Yazılı görev A ▸
Girdilerin en başından "submenu-item-label: 显示搜索框(B) [59,268,124,280]" içeren satıra kadar her şeyi yeniden yaz, ama "menu-separator" yerine "menu-divider" koy; başka hiçbir şeyi değiştirme.

Verilen alıntı ▸
========

Stephen Kinzer: 16 Nisan'da diktatörlük oylanacak

Ünlü Amerikalı gazeteci Stephen Kinzer'dan referandum yorumu: Türkiye vatandaşları 16 Nisan'daki referandumda, Erdoğan'ı dünyanın en yeni seçilmiş diktatörü yapıp yapmamayı oylayacak.

Google Haberlere Abone ol

DUVAR - New York Times gazetesinin eski Türkiye büro şefi Stephen Kinzer, 16 Nisan'daki referandumda 'Cumhurbaşkanı Tayyip Erdoğan'ın dünyanın en yeni seçilmiş diktatörü olup olmayacağının oylanacağını' öne sürdü. Kinzer Boston Globe gazetesinde yayımlanan 'Ortadoğu'dan bir uyarı' başlıklı makalesinde, şu ifadeleri kullandı:

'10 YIL ÖNCE GELECEK VAAT EDİYORDU'

"Türkiye'de yıllarca yaşadıktan sonra, bu ülkenin demokrasisinin, hiçbir demagojik lider tarafından raydan çıkarılamayacak kadar kök saldığı sonucuna varmıştım. Hata yapmışım. Şimdi ABD için aynısını düşünüyorum: Kurumlarımızın, otokratik bir başkana bile karşı koyabilecek kadar güçlü olduğuna inanıyorum. Yine yanılabilirim.

========

Kaynak girdiler ▸

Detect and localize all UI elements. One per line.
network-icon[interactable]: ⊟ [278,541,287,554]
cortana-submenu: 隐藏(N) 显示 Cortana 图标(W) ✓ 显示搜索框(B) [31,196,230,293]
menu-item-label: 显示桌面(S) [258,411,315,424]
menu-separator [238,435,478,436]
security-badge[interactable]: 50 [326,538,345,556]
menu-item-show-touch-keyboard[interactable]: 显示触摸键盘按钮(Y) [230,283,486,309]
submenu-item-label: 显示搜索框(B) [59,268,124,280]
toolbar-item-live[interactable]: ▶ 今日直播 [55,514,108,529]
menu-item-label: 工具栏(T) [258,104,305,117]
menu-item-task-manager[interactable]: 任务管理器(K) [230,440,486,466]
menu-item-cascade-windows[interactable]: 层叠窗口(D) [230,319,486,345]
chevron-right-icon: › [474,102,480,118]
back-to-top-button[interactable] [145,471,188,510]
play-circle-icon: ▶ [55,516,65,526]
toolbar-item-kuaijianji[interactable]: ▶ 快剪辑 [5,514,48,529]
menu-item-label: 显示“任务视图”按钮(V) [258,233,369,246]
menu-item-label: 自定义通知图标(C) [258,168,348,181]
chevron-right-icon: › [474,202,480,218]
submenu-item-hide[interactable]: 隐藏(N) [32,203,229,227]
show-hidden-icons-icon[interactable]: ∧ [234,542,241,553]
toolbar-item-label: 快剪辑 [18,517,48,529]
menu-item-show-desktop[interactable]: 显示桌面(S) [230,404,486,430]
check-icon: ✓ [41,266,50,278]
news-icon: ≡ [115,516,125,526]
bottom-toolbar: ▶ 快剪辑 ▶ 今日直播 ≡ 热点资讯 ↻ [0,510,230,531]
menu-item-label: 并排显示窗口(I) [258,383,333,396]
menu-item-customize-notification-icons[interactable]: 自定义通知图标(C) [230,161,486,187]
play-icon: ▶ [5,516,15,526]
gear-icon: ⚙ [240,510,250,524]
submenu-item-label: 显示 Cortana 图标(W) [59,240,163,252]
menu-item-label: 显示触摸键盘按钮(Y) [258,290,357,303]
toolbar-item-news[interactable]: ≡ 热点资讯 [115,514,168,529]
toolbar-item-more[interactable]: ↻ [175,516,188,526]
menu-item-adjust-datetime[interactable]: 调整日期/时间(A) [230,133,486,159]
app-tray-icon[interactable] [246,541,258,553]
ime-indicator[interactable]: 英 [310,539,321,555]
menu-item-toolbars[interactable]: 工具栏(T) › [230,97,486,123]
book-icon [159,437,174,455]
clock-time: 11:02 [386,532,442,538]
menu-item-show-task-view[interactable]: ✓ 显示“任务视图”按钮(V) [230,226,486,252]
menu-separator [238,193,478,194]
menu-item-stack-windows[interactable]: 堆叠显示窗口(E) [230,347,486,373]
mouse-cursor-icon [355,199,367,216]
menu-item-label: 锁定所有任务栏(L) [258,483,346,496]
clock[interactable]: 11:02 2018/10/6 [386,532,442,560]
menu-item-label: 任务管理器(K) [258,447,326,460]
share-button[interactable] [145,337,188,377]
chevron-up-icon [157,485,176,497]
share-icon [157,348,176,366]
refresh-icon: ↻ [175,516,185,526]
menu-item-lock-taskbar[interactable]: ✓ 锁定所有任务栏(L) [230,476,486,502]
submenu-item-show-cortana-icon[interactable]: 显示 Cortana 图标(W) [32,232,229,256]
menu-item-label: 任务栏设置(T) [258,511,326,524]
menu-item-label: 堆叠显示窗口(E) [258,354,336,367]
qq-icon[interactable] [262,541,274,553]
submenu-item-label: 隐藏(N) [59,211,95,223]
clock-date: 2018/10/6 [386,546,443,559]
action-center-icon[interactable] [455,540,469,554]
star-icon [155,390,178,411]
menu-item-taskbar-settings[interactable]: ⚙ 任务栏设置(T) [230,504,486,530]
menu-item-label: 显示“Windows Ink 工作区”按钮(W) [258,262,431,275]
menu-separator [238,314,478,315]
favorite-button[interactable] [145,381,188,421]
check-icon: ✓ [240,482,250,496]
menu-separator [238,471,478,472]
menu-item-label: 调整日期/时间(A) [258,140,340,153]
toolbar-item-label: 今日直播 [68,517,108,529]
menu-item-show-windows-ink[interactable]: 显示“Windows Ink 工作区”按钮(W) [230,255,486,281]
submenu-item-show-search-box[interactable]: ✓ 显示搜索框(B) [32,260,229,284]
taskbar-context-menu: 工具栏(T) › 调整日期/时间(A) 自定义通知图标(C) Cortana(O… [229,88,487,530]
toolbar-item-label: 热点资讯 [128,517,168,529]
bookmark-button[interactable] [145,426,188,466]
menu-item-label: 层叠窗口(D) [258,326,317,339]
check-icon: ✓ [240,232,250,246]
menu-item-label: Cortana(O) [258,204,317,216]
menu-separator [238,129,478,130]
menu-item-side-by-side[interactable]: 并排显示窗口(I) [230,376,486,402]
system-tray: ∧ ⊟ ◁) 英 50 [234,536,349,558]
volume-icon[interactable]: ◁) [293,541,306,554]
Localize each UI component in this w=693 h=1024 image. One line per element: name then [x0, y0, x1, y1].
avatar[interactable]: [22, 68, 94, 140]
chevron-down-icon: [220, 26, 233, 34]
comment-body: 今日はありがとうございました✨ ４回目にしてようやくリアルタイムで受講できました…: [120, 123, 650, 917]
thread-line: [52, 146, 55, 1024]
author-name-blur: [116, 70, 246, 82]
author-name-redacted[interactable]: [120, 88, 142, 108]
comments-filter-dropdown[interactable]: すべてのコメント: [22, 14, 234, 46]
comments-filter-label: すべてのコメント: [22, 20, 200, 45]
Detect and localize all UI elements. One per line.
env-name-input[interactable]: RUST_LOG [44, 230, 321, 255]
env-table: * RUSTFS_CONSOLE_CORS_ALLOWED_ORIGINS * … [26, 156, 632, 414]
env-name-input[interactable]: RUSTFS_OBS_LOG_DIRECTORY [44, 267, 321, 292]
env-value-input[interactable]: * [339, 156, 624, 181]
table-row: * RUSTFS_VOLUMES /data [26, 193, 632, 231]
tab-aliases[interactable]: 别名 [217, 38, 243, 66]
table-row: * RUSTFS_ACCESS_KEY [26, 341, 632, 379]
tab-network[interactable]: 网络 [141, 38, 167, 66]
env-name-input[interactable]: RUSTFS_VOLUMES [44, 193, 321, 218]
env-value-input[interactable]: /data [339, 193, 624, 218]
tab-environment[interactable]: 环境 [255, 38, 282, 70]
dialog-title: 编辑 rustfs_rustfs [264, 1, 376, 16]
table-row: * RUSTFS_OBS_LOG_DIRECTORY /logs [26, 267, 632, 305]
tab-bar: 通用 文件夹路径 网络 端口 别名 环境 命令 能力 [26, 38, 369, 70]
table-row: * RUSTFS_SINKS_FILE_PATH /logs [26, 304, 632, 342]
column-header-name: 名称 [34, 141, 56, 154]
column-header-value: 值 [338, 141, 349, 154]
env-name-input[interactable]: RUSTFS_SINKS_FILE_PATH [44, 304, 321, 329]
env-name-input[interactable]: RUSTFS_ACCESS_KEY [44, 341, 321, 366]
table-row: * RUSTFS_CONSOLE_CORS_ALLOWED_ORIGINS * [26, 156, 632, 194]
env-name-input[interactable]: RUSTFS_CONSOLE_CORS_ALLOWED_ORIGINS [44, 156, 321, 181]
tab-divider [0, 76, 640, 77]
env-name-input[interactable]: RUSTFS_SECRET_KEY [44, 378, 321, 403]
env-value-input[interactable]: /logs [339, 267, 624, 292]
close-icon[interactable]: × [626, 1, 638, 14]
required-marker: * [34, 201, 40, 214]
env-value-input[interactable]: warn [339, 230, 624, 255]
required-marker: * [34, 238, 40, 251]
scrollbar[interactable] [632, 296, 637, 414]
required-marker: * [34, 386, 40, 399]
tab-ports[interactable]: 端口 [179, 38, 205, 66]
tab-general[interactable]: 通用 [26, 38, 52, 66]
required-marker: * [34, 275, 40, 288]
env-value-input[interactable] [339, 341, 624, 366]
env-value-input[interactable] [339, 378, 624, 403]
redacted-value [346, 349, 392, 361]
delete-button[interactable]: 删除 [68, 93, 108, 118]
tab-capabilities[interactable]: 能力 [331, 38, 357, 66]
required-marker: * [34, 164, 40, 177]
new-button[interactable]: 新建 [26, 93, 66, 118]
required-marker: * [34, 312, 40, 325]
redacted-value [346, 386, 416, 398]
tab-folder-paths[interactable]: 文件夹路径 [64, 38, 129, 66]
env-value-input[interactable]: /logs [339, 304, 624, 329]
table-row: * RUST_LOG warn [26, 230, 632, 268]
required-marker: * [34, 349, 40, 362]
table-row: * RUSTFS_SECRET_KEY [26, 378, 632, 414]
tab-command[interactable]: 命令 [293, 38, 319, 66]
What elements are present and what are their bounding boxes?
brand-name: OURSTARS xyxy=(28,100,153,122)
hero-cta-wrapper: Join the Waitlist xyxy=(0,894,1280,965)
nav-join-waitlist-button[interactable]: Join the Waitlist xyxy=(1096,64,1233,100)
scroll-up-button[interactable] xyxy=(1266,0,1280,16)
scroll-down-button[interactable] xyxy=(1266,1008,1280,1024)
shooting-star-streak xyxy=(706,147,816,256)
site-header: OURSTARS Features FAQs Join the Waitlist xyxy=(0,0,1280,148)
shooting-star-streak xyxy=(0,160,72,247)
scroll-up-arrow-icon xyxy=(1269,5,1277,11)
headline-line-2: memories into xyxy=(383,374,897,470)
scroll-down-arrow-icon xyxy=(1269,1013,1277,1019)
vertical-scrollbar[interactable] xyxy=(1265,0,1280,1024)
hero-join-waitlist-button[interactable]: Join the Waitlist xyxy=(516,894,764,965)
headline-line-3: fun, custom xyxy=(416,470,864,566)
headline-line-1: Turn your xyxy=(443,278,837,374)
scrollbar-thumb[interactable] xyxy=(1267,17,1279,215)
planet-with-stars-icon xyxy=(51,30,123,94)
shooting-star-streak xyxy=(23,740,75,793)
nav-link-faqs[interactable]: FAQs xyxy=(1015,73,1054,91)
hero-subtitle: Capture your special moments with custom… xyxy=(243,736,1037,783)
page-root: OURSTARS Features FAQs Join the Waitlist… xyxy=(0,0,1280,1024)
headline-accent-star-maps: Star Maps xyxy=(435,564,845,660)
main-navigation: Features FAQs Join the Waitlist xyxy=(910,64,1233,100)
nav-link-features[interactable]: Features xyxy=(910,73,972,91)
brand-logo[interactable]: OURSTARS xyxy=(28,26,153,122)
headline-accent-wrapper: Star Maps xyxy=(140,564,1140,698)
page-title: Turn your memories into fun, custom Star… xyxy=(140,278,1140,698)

========

Yazılı görev B ▸
Referandum haberinden "Google Haberlere Abone" ile başlayıp "inanıyorum. Yine yanılabilirim." ile biten bölümün tamamını hiç değiştirmeden yaz.

Görev yanıtı A ▸
Detect and localize all UI elements. One per line.
network-icon[interactable]: ⊟ [278,541,287,554]
cortana-submenu: 隐藏(N) 显示 Cortana 图标(W) ✓ 显示搜索框(B) [31,196,230,293]
menu-item-label: 显示桌面(S) [258,411,315,424]
menu-divider [238,435,478,436]
security-badge[interactable]: 50 [326,538,345,556]
menu-item-show-touch-keyboard[interactable]: 显示触摸键盘按钮(Y) [230,283,486,309]
submenu-item-label: 显示搜索框(B) [59,268,124,280]

Görev yanıtı B ▸
Google Haberlere Abone ol

DUVAR - New York Times gazetesinin eski Türkiye büro şefi Stephen Kinzer, 16 Nisan'daki referandumda 'Cumhurbaşkanı Tayyip Erdoğan'ın dünyanın en yeni seçilmiş diktatörü olup olmayacağının oylanacağını' öne sürdü. Kinzer Boston Globe gazetesinde yayımlanan 'Ortadoğu'dan bir uyarı' başlıklı makalesinde, şu ifadeleri kullandı:

'10 YIL ÖNCE GELECEK VAAT EDİYORDU'

"Türkiye'de yıllarca yaşadıktan sonra, bu ülkenin demokrasisinin, hiçbir demagojik lider tarafından raydan çıkarılamayacak kadar kök saldığı sonucuna varmıştım. Hata yapmışım. Şimdi ABD için aynısını düşünüyorum: Kurumlarımızın, otokratik bir başkana bile karşı koyabilecek kadar güçlü olduğuna inanıyorum. Yine yanılabilirim.